TASK REQUIREMENTS: Extract each line containing the string "Django".

Records from a data collection
* start *
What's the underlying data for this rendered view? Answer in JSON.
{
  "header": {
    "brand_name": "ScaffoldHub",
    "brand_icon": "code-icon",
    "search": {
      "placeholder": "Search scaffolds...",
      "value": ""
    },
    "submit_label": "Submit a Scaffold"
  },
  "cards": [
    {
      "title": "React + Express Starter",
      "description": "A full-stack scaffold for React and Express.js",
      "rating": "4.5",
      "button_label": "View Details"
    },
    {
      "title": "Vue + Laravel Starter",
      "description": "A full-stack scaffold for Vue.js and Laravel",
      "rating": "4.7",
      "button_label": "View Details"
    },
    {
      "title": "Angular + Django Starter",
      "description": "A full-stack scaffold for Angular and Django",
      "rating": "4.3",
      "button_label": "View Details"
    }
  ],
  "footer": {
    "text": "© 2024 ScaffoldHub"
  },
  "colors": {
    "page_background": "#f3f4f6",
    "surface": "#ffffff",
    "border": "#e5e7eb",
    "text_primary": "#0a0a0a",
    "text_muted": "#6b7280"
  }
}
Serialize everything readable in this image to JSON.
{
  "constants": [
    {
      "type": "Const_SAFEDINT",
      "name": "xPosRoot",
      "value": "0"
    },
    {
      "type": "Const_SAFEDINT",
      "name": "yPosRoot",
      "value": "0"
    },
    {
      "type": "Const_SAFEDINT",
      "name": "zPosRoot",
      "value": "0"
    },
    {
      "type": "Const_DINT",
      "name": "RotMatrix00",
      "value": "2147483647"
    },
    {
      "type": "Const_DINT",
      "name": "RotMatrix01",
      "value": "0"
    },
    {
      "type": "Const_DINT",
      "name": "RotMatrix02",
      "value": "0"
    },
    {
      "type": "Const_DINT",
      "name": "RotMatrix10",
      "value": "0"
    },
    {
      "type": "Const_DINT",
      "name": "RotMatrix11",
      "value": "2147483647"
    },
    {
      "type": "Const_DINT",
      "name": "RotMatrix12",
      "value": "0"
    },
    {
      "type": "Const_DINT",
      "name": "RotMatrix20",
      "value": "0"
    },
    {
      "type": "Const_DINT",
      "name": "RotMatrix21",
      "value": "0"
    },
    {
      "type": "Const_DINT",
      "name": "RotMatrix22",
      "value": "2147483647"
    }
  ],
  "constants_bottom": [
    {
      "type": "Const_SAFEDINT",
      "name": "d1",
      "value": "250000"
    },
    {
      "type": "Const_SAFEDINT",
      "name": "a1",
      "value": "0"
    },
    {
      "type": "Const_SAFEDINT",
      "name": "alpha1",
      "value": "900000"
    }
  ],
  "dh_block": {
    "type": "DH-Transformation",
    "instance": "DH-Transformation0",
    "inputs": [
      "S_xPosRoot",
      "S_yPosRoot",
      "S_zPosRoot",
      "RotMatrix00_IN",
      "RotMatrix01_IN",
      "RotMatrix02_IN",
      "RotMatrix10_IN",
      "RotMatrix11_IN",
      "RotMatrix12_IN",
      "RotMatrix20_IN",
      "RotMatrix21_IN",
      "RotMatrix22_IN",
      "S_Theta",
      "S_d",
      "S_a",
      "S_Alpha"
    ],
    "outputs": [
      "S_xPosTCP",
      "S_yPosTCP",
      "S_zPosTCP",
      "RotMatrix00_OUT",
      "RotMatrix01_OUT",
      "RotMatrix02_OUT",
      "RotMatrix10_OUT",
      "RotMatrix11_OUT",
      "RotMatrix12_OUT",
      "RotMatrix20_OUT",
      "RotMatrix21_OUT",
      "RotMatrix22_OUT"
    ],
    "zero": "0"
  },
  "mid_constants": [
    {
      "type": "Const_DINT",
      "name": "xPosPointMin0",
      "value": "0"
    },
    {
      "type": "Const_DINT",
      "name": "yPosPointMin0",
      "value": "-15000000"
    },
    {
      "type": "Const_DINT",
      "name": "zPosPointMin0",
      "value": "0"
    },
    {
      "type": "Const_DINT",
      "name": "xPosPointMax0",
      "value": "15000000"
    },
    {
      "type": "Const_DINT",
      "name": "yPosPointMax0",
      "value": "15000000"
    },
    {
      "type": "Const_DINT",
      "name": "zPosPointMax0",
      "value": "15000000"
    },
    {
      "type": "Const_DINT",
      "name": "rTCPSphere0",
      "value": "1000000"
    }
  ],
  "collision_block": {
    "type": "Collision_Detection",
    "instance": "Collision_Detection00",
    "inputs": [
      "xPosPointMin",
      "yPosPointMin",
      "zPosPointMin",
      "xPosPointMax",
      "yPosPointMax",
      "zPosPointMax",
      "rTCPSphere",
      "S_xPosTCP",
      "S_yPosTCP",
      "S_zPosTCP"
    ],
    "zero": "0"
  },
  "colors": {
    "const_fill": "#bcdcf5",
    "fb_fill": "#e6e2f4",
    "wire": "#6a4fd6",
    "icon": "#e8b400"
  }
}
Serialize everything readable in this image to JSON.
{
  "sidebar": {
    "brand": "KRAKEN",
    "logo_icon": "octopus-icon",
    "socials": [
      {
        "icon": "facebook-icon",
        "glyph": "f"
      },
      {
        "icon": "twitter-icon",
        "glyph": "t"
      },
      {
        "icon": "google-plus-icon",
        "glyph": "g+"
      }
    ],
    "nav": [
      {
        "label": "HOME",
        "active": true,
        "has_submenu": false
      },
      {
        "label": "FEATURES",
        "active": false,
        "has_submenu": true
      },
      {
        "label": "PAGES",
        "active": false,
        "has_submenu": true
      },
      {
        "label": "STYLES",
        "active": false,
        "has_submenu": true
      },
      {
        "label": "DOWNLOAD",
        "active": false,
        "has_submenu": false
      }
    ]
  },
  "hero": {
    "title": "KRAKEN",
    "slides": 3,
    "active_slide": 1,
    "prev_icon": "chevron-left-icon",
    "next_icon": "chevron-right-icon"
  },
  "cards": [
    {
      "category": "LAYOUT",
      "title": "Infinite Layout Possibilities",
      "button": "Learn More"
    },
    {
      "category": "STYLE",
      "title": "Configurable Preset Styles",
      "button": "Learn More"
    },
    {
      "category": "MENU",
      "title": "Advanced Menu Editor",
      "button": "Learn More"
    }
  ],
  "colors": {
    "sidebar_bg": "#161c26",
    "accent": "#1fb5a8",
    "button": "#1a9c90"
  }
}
* end *
RESULT FOR THIS EXERCISE:
      "title": "Angular + Django Starter",
      "description": "A full-stack scaffold for Angular and Django",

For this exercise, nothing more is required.